Task prompt
Each line that holds the word "Density" is to be identified and copied.

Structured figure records
════════════════════

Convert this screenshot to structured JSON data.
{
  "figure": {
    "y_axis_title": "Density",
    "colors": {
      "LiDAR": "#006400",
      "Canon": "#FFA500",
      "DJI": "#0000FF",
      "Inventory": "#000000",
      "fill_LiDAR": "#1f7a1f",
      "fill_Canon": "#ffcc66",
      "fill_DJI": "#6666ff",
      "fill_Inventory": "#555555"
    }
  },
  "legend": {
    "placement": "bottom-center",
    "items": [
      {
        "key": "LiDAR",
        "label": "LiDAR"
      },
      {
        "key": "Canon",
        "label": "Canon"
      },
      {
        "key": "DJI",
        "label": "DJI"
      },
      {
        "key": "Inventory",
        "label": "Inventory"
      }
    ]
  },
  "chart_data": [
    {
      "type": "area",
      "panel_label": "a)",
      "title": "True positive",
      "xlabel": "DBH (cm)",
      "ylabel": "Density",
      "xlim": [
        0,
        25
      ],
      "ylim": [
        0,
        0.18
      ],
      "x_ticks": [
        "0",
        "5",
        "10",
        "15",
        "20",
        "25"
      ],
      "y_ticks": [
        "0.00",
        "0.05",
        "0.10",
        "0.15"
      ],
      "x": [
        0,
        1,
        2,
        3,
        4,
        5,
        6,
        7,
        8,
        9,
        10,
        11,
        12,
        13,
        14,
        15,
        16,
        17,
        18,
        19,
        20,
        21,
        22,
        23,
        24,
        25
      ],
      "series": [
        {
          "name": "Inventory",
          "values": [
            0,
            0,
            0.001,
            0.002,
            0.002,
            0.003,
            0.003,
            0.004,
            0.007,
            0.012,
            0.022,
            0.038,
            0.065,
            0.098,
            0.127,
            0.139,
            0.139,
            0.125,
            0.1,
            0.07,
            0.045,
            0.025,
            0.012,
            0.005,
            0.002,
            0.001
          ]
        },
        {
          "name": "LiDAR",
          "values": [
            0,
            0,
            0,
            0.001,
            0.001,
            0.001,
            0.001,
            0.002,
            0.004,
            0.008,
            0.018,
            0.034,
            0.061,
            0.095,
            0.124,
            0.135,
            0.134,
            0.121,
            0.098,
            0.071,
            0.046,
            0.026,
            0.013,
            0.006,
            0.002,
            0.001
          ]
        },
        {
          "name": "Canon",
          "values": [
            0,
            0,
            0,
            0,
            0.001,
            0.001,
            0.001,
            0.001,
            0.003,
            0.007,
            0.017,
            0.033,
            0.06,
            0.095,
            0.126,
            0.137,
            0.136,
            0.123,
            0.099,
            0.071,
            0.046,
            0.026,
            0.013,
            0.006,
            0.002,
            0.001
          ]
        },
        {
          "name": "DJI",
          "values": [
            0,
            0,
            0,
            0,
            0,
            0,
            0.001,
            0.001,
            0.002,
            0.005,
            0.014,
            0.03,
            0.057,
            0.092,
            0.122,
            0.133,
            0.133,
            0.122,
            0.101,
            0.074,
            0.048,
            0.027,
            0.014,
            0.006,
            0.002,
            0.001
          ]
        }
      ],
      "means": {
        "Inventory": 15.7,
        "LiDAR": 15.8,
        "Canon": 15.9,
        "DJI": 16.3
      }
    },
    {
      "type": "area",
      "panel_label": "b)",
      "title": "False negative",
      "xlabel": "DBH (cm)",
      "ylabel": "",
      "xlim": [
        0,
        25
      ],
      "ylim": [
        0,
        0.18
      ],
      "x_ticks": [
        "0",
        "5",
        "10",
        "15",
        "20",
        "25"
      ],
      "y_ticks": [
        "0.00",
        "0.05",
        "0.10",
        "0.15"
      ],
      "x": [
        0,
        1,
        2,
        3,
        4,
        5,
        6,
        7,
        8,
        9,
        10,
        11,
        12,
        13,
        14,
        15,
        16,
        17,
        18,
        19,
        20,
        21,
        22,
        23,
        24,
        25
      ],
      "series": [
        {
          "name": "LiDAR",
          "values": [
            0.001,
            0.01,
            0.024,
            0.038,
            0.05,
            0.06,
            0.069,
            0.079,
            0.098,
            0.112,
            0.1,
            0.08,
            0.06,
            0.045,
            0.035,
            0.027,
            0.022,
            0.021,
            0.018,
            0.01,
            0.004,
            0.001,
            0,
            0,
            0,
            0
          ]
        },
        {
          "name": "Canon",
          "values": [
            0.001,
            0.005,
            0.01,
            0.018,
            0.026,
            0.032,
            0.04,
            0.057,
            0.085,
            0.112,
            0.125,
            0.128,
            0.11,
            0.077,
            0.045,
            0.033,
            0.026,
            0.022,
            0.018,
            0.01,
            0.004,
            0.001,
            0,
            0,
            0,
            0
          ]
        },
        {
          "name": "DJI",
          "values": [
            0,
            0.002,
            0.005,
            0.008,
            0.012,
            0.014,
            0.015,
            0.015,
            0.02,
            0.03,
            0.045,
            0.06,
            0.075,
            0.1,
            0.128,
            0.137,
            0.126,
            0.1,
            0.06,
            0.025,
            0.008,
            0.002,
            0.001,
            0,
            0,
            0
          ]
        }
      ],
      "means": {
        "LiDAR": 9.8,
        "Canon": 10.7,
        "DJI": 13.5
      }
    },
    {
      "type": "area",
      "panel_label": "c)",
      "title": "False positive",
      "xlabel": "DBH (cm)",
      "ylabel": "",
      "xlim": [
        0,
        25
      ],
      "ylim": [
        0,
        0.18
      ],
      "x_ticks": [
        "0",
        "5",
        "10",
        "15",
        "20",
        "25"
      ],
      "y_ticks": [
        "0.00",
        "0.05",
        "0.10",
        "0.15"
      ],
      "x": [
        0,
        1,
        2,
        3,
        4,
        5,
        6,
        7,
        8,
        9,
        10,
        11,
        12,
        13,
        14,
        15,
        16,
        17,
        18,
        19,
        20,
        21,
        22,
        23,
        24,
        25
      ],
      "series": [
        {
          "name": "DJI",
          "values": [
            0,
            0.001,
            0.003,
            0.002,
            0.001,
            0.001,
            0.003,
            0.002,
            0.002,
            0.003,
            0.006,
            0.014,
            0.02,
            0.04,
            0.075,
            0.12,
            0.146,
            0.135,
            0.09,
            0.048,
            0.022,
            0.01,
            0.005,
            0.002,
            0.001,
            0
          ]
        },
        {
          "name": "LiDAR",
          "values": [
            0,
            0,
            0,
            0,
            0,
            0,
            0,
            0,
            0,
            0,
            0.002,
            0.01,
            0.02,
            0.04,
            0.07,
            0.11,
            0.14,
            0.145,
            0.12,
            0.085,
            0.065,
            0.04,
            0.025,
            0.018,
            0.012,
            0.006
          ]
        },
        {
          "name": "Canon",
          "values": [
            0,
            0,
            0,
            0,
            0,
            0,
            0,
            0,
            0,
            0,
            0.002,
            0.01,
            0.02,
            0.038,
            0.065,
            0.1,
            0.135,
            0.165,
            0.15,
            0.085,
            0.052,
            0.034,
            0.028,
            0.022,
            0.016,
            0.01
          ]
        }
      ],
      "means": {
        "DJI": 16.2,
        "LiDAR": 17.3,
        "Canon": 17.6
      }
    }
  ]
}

════════════════════

Final result
    "y_axis_title": "Density",
      "ylabel": "Density",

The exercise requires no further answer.